| SHORT TASK |
Search the data for the word "selten" and copy every line that contains it.

| RAW DATA |
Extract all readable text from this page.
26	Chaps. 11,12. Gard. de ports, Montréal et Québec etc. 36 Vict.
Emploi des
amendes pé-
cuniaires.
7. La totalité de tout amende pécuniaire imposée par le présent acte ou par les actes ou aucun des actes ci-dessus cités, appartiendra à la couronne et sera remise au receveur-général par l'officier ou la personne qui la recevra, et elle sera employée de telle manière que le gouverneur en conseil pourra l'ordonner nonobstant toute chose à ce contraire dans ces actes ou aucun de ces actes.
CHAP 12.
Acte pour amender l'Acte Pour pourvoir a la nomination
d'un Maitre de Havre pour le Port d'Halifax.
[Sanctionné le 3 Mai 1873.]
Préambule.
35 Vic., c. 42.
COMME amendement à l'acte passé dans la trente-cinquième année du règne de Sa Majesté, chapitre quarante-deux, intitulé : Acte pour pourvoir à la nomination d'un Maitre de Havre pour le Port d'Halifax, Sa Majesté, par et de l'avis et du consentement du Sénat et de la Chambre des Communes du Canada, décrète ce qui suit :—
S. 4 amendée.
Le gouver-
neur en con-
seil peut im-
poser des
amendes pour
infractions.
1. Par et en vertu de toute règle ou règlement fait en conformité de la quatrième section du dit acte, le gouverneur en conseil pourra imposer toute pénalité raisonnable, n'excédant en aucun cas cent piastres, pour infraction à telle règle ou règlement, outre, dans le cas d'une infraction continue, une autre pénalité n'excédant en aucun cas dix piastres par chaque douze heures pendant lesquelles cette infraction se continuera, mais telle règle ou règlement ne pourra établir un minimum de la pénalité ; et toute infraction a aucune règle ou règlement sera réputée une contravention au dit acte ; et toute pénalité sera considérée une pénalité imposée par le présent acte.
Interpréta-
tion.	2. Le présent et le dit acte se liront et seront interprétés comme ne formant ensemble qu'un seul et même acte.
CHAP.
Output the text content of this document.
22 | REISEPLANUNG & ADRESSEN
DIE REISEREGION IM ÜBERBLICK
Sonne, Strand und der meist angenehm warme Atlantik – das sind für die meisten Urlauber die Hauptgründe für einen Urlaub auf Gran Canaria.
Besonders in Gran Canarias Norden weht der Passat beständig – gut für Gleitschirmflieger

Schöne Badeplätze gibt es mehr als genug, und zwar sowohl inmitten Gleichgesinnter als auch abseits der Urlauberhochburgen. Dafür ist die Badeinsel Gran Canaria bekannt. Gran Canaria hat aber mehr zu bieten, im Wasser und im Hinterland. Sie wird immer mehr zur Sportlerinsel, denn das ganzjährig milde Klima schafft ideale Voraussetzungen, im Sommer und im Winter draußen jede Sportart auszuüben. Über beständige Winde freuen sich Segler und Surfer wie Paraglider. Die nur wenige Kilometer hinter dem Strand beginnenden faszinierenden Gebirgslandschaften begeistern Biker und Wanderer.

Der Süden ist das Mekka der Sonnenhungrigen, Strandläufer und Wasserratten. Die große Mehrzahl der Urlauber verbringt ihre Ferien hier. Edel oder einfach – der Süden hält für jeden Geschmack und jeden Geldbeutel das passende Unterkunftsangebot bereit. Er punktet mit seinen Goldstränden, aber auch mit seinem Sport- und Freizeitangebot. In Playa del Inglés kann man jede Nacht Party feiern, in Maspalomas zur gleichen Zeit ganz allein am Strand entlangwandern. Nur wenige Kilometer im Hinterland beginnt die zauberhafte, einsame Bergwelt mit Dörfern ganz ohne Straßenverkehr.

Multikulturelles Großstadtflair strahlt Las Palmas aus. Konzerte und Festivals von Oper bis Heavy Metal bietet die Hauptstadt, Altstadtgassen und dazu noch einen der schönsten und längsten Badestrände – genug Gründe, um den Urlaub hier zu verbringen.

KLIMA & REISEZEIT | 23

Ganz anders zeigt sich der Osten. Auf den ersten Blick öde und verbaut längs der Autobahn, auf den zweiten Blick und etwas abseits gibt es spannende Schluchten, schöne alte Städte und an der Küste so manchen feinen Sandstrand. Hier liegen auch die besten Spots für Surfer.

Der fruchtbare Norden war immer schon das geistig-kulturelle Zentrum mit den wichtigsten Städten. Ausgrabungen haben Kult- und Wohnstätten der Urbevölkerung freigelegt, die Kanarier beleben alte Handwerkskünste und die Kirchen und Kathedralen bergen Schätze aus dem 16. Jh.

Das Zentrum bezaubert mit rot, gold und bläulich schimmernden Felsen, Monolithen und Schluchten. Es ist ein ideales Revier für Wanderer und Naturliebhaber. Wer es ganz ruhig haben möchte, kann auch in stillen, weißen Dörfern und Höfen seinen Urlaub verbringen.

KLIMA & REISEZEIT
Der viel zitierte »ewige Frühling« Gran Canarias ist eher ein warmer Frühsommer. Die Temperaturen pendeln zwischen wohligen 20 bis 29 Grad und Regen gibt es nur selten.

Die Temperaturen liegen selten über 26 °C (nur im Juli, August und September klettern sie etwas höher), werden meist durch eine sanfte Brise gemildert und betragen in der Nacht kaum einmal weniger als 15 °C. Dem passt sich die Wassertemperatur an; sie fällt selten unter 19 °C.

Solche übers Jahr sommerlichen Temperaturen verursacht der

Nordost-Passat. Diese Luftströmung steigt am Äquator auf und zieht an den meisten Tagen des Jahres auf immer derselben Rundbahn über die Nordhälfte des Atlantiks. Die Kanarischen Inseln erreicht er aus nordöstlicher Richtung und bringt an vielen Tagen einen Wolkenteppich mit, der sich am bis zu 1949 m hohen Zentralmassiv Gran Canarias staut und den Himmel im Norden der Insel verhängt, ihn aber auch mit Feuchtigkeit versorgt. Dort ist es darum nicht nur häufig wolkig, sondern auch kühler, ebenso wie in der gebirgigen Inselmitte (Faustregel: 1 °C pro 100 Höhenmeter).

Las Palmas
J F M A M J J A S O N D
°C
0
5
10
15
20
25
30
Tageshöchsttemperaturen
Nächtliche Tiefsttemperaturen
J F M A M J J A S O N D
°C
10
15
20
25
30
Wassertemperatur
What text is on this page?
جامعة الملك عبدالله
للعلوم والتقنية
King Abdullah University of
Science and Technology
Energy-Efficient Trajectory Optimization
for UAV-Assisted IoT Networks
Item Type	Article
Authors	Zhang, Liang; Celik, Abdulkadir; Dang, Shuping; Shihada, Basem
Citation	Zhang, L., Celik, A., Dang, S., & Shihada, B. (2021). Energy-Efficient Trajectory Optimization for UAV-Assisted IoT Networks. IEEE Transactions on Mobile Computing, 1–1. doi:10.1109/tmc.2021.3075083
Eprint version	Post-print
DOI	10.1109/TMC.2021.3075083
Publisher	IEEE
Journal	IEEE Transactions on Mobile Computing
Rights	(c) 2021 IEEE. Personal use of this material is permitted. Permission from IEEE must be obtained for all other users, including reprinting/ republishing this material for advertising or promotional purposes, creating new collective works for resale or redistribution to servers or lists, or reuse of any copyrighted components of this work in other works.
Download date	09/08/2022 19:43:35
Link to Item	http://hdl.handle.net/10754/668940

| REPLY TO THE TASK |
Der viel zitierte »ewige Frühling« Gran Canarias ist eher ein warmer Frühsommer. Die Temperaturen pendeln zwischen wohligen 20 bis 29 Grad und Regen gibt es nur selten.
Die Temperaturen liegen selten über 26 °C (nur im Juli, August und September klettern sie etwas höher), werden meist durch eine sanfte Brise gemildert und betragen in der Nacht kaum einmal weniger als 15 °C. Dem passt sich die Wassertemperatur an; sie fällt selten unter 19 °C.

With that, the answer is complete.